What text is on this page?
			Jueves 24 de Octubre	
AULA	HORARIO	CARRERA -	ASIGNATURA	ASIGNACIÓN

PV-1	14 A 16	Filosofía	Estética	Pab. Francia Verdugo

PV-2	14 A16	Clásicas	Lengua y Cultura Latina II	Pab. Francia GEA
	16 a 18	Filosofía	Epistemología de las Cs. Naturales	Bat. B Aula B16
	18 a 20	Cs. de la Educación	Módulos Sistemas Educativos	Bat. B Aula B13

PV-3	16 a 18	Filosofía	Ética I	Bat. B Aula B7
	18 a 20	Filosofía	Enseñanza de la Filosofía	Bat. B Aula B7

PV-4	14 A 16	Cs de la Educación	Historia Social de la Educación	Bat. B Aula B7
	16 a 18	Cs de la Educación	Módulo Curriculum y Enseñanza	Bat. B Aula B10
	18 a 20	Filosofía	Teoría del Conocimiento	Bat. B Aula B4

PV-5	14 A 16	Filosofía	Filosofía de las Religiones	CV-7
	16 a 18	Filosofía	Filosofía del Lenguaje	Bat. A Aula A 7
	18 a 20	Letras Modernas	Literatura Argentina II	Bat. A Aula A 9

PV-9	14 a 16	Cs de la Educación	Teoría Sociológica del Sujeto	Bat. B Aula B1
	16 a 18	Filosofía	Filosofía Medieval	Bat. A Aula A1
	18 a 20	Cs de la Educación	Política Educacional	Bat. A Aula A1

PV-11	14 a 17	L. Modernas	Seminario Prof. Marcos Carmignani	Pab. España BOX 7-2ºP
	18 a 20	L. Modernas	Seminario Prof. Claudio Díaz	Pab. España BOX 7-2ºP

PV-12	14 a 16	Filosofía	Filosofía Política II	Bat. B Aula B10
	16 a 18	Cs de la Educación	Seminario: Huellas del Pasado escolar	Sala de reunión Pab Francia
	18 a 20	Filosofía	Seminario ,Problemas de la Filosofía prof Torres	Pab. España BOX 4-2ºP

....

### Problem to solve
Transcribe each entry precisely, missing none.

### Finished exercise
What text is on this page?
			Jueves 24 de Octubre	
AULA	HORARIO	CARRERA -	ASIGNATURA	ASIGNACIÓN

PV-1	14 A 16	Filosofía	Estética	Pab. Francia Verdugo

PV-2	14 A16	Clásicas	Lengua y Cultura Latina II	Pab. Francia GEA
	16 a 18	Filosofía	Epistemología de las Cs. Naturales	Bat. B Aula B16
	18 a 20	Cs. de la Educación	Módulos Sistemas Educativos	Bat. B Aula B13

PV-3	16 a 18	Filosofía	Ética I	Bat. B Aula B7
	18 a 20	Filosofía	Enseñanza de la Filosofía	Bat. B Aula B7

PV-4	14 A 16	Cs de la Educación	Historia Social de la Educación	Bat. B Aula B7
	16 a 18	Cs de la Educación	Módulo Curriculum y Enseñanza	Bat. B Aula B10
	18 a 20	Filosofía	Teoría del Conocimiento	Bat. B Aula B4

PV-5	14 A 16	Filosofía	Filosofía de las Religiones	CV-7
	16 a 18	Filosofía	Filosofía del Lenguaje	Bat. A Aula A 7
	18 a 20	Letras Modernas	Literatura Argentina II	Bat. A Aula A 9

PV-9	14 a 16	Cs de la Educación	Teoría Sociológica del Sujeto	Bat. B Aula B1
	16 a 18	Filosofía	Filosofía Medieval	Bat. A Aula A1
	18 a 20	Cs de la Educación	Política Educacional	Bat. A Aula A1

PV-11	14 a 17	L. Modernas	Seminario Prof. Marcos Carmignani	Pab. España BOX 7-2ºP
	18 a 20	L. Modernas	Seminario Prof. Claudio Díaz	Pab. España BOX 7-2ºP

PV-12	14 a 16	Filosofía	Filosofía Política II	Bat. B Aula B10
	16 a 18	Cs de la Educación	Seminario: Huellas del Pasado escolar	Sala de reunión Pab Francia
	18 a 20	Filosofía	Seminario ,Problemas de la Filosofía prof Torres	Pab. España BOX 4-2ºP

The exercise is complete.